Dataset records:

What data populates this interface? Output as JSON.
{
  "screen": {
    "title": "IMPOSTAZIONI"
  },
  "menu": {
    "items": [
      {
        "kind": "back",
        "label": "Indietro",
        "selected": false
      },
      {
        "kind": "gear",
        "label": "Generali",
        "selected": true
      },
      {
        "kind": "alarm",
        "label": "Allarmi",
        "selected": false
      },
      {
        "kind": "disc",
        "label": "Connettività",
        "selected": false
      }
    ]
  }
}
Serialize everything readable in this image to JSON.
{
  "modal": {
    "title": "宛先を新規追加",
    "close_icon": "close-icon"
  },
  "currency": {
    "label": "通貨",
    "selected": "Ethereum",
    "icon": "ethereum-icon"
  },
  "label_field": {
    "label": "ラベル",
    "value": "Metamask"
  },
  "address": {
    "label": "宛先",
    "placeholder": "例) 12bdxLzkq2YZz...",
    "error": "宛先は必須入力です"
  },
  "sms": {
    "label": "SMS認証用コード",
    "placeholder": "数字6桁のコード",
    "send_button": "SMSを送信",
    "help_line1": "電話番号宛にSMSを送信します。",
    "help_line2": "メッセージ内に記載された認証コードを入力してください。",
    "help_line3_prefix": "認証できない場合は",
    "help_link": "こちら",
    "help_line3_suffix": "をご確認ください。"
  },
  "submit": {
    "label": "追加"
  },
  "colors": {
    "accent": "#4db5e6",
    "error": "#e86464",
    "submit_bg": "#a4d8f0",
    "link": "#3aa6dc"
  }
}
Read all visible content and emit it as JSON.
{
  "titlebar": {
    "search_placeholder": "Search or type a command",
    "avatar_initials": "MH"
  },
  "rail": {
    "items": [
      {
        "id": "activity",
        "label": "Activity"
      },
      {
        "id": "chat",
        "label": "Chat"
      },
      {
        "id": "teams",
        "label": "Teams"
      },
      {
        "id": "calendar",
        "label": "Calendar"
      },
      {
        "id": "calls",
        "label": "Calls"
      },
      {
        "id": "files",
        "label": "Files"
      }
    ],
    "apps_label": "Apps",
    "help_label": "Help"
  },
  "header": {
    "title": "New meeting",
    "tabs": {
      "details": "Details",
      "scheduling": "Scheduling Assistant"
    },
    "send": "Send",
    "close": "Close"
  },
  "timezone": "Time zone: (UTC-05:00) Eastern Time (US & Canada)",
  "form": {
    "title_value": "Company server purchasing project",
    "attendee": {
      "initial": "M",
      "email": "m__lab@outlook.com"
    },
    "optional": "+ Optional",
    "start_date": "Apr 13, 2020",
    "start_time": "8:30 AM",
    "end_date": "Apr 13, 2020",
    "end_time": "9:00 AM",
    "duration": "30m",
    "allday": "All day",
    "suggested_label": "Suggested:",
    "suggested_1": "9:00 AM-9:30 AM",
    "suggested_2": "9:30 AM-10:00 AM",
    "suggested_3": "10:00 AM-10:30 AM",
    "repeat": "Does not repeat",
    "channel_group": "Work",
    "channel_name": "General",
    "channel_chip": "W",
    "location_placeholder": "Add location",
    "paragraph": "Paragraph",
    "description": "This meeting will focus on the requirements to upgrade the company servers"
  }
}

OBJECTIVE: Above are the records; copy all of them exactly.

EXERCISE RESPONSE:
What data populates this interface? Output as JSON.
{
  "screen": {
    "title": "IMPOSTAZIONI"
  },
  "menu": {
    "items": [
      {
        "kind": "back",
        "label": "Indietro",
        "selected": false
      },
      {
        "kind": "gear",
        "label": "Generali",
        "selected": true
      },
      {
        "kind": "alarm",
        "label": "Allarmi",
        "selected": false
      },
      {
        "kind": "disc",
        "label": "Connettività",
        "selected": false
      }
    ]
  }
}
Serialize everything readable in this image to JSON.
{
  "modal": {
    "title": "宛先を新規追加",
    "close_icon": "close-icon"
  },
  "currency": {
    "label": "通貨",
    "selected": "Ethereum",
    "icon": "ethereum-icon"
  },
  "label_field": {
    "label": "ラベル",
    "value": "Metamask"
  },
  "address": {
    "label": "宛先",
    "placeholder": "例) 12bdxLzkq2YZz...",
    "error": "宛先は必須入力です"
  },
  "sms": {
    "label": "SMS認証用コード",
    "placeholder": "数字6桁のコード",
    "send_button": "SMSを送信",
    "help_line1": "電話番号宛にSMSを送信します。",
    "help_line2": "メッセージ内に記載された認証コードを入力してください。",
    "help_line3_prefix": "認証できない場合は",
    "help_link": "こちら",
    "help_line3_suffix": "をご確認ください。"
  },
  "submit": {
    "label": "追加"
  },
  "colors": {
    "accent": "#4db5e6",
    "error": "#e86464",
    "submit_bg": "#a4d8f0",
    "link": "#3aa6dc"
  }
}
Read all visible content and emit it as JSON.
{
  "titlebar": {
    "search_placeholder": "Search or type a command",
    "avatar_initials": "MH"
  },
  "rail": {
    "items": [
      {
        "id": "activity",
        "label": "Activity"
      },
      {
        "id": "chat",
        "label": "Chat"
      },
      {
        "id": "teams",
        "label": "Teams"
      },
      {
        "id": "calendar",
        "label": "Calendar"
      },
      {
        "id": "calls",
        "label": "Calls"
      },
      {
        "id": "files",
        "label": "Files"
      }
    ],
    "apps_label": "Apps",
    "help_label": "Help"
  },
  "header": {
    "title": "New meeting",
    "tabs": {
      "details": "Details",
      "scheduling": "Scheduling Assistant"
    },
    "send": "Send",
    "close": "Close"
  },
  "timezone": "Time zone: (UTC-05:00) Eastern Time (US & Canada)",
  "form": {
    "title_value": "Company server purchasing project",
    "attendee": {
      "initial": "M",
      "email": "m__lab@outlook.com"
    },
    "optional": "+ Optional",
    "start_date": "Apr 13, 2020",
    "start_time": "8:30 AM",
    "end_date": "Apr 13, 2020",
    "end_time": "9:00 AM",
    "duration": "30m",
    "allday": "All day",
    "suggested_label": "Suggested:",
    "suggested_1": "9:00 AM-9:30 AM",
    "suggested_2": "9:30 AM-10:00 AM",
    "suggested_3": "10:00 AM-10:30 AM",
    "repeat": "Does not repeat",
    "channel_group": "Work",
    "channel_name": "General",
    "channel_chip": "W",
    "location_placeholder": "Add location",
    "paragraph": "Paragraph",
    "description": "This meeting will focus on the requirements to upgrade the company servers"
  }
}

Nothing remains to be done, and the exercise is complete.